#### Exercise
A faithful copy of the entries, without any pictures, is what is needed here.

[Dataset records]
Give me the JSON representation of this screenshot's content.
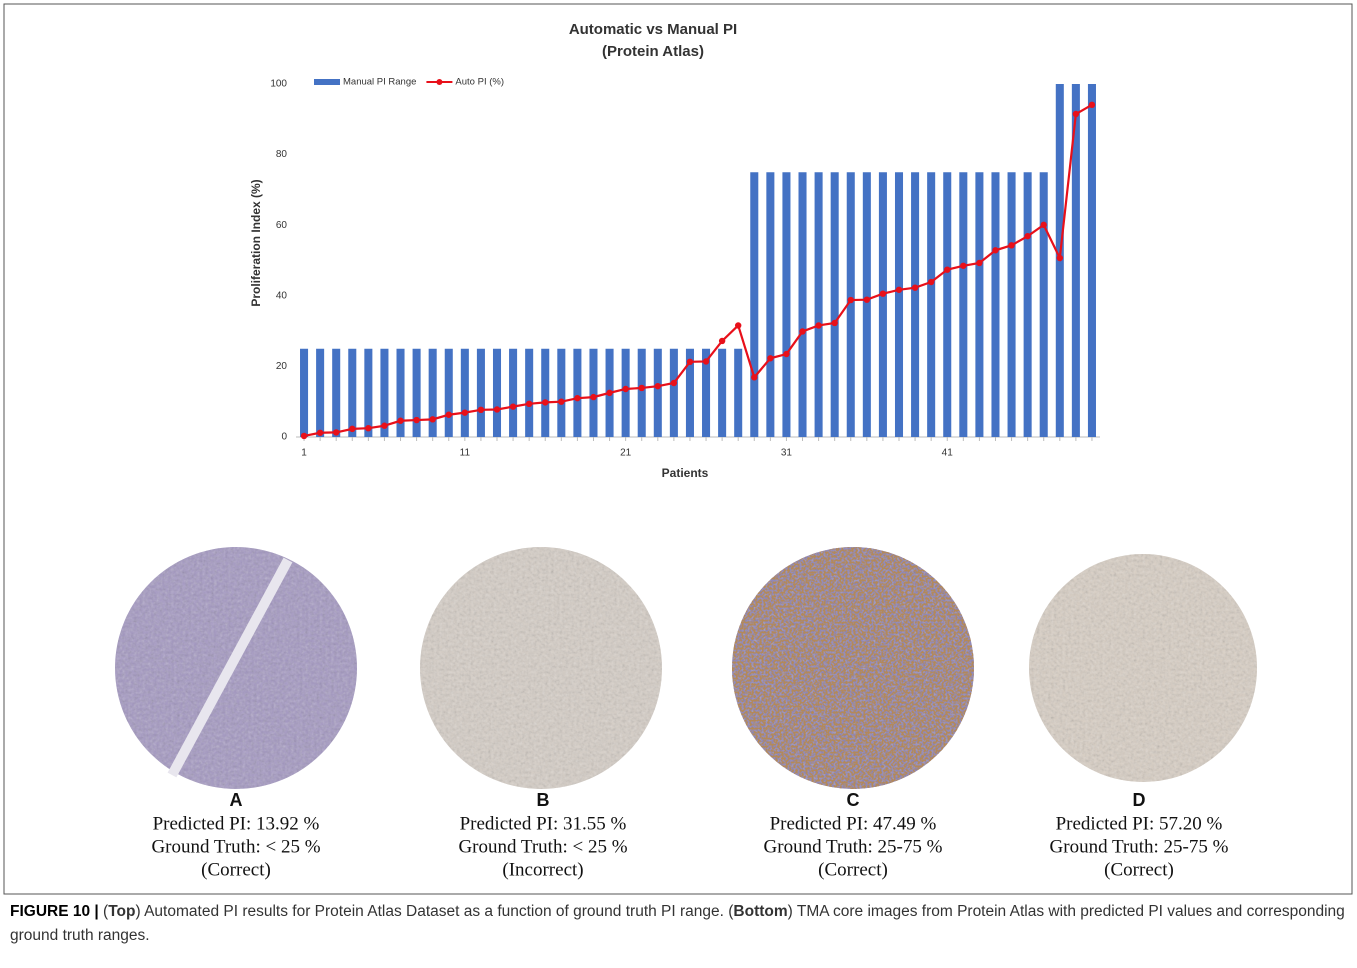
{
  "chart_data": {
    "type": "bar",
    "title": [
      "Automatic vs Manual PI",
      "(Protein Atlas)"
    ],
    "xlabel": "Patients",
    "ylabel": "Proliferation Index (%)",
    "x": [
      1,
      2,
      3,
      4,
      5,
      6,
      7,
      8,
      9,
      10,
      11,
      12,
      13,
      14,
      15,
      16,
      17,
      18,
      19,
      20,
      21,
      22,
      23,
      24,
      25,
      26,
      27,
      28,
      29,
      30,
      31,
      32,
      33,
      34,
      35,
      36,
      37,
      38,
      39,
      40,
      41,
      42,
      43,
      44,
      45,
      46,
      47,
      48,
      49,
      50
    ],
    "series": [
      {
        "name": "Manual PI Range",
        "type": "bar",
        "color": "#4472c4",
        "values": [
          25,
          25,
          25,
          25,
          25,
          25,
          25,
          25,
          25,
          25,
          25,
          25,
          25,
          25,
          25,
          25,
          25,
          25,
          25,
          25,
          25,
          25,
          25,
          25,
          25,
          25,
          25,
          25,
          75,
          75,
          75,
          75,
          75,
          75,
          75,
          75,
          75,
          75,
          75,
          75,
          75,
          75,
          75,
          75,
          75,
          75,
          75,
          100,
          100,
          100
        ]
      },
      {
        "name": "Auto PI (%)",
        "type": "line",
        "color": "#e8101a",
        "values": [
          0.3,
          1.2,
          1.3,
          2.3,
          2.5,
          3.2,
          4.6,
          4.8,
          5,
          6.3,
          6.9,
          7.7,
          7.8,
          8.6,
          9.4,
          9.8,
          10,
          11,
          11.3,
          12.5,
          13.6,
          13.9,
          14.4,
          15.3,
          21.3,
          21.4,
          27.2,
          31.6,
          16.9,
          22.3,
          23.5,
          29.9,
          31.6,
          32.3,
          38.8,
          38.9,
          40.6,
          41.7,
          42.3,
          43.9,
          47.4,
          48.5,
          49.3,
          52.9,
          54.3,
          56.9,
          60.1,
          50.7,
          91.5,
          94.1
        ]
      }
    ],
    "xlim": [
      0.5,
      50.5
    ],
    "xticks": [
      1,
      11,
      21,
      31,
      41
    ],
    "ylim": [
      0,
      100
    ],
    "yticks": [
      0,
      20,
      40,
      60,
      80,
      100
    ],
    "legend": "top-left"
  },
  "panels": [
    {
      "letter": "A",
      "predicted": "Predicted PI: 13.92 %",
      "truth": "Ground Truth: < 25 %",
      "verdict": "(Correct)"
    },
    {
      "letter": "B",
      "predicted": "Predicted PI: 31.55 %",
      "truth": "Ground Truth: < 25 %",
      "verdict": "(Incorrect)"
    },
    {
      "letter": "C",
      "predicted": "Predicted PI: 47.49 %",
      "truth": "Ground Truth: 25-75 %",
      "verdict": "(Correct)"
    },
    {
      "letter": "D",
      "predicted": "Predicted PI: 57.20 %",
      "truth": "Ground Truth: 25-75 %",
      "verdict": "(Correct)"
    }
  ],
  "caption": [
    {
      "text": "FIGURE 10 |",
      "bold": true
    },
    {
      "text": " (",
      "bold": false
    },
    {
      "text": "Top",
      "bold": true
    },
    {
      "text": ") Automated PI results for Protein Atlas Dataset as a function of ground truth PI range. (",
      "bold": false
    },
    {
      "text": "Bottom",
      "bold": true
    },
    {
      "text": ") TMA core images from Protein Atlas with predicted PI values and corresponding ground truth ranges.",
      "bold": false
    }
  ]
}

#### Written solution
Give me the JSON representation of this screenshot's content.
{
  "chart_data": {
    "type": "bar",
    "title": [
      "Automatic vs Manual PI",
      "(Protein Atlas)"
    ],
    "xlabel": "Patients",
    "ylabel": "Proliferation Index (%)",
    "x": [
      1,
      2,
      3,
      4,
      5,
      6,
      7,
      8,
      9,
      10,
      11,
      12,
      13,
      14,
      15,
      16,
      17,
      18,
      19,
      20,
      21,
      22,
      23,
      24,
      25,
      26,
      27,
      28,
      29,
      30,
      31,
      32,
      33,
      34,
      35,
      36,
      37,
      38,
      39,
      40,
      41,
      42,
      43,
      44,
      45,
      46,
      47,
      48,
      49,
      50
    ],
    "series": [
      {
        "name": "Manual PI Range",
        "type": "bar",
        "color": "#4472c4",
        "values": [
          25,
          25,
          25,
          25,
          25,
          25,
          25,
          25,
          25,
          25,
          25,
          25,
          25,
          25,
          25,
          25,
          25,
          25,
          25,
          25,
          25,
          25,
          25,
          25,
          25,
          25,
          25,
          25,
          75,
          75,
          75,
          75,
          75,
          75,
          75,
          75,
          75,
          75,
          75,
          75,
          75,
          75,
          75,
          75,
          75,
          75,
          75,
          100,
          100,
          100
        ]
      },
      {
        "name": "Auto PI (%)",
        "type": "line",
        "color": "#e8101a",
        "values": [
          0.3,
          1.2,
          1.3,
          2.3,
          2.5,
          3.2,
          4.6,
          4.8,
          5,
          6.3,
          6.9,
          7.7,
          7.8,
          8.6,
          9.4,
          9.8,
          10,
          11,
          11.3,
          12.5,
          13.6,
          13.9,
          14.4,
          15.3,
          21.3,
          21.4,
          27.2,
          31.6,
          16.9,
          22.3,
          23.5,
          29.9,
          31.6,
          32.3,
          38.8,
          38.9,
          40.6,
          41.7,
          42.3,
          43.9,
          47.4,
          48.5,
          49.3,
          52.9,
          54.3,
          56.9,
          60.1,
          50.7,
          91.5,
          94.1
        ]
      }
    ],
    "xlim": [
      0.5,
      50.5
    ],
    "xticks": [
      1,
      11,
      21,
      31,
      41
    ],
    "ylim": [
      0,
      100
    ],
    "yticks": [
      0,
      20,
      40,
      60,
      80,
      100
    ],
    "legend": "top-left"
  },
  "panels": [
    {
      "letter": "A",
      "predicted": "Predicted PI: 13.92 %",
      "truth": "Ground Truth: < 25 %",
      "verdict": "(Correct)"
    },
    {
      "letter": "B",
      "predicted": "Predicted PI: 31.55 %",
      "truth": "Ground Truth: < 25 %",
      "verdict": "(Incorrect)"
    },
    {
      "letter": "C",
      "predicted": "Predicted PI: 47.49 %",
      "truth": "Ground Truth: 25-75 %",
      "verdict": "(Correct)"
    },
    {
      "letter": "D",
      "predicted": "Predicted PI: 57.20 %",
      "truth": "Ground Truth: 25-75 %",
      "verdict": "(Correct)"
    }
  ],
  "caption": [
    {
      "text": "FIGURE 10 |",
      "bold": true
    },
    {
      "text": " (",
      "bold": false
    },
    {
      "text": "Top",
      "bold": true
    },
    {
      "text": ") Automated PI results for Protein Atlas Dataset as a function of ground truth PI range. (",
      "bold": false
    },
    {
      "text": "Bottom",
      "bold": true
    },
    {
      "text": ") TMA core images from Protein Atlas with predicted PI values and corresponding ground truth ranges.",
      "bold": false
    }
  ]
}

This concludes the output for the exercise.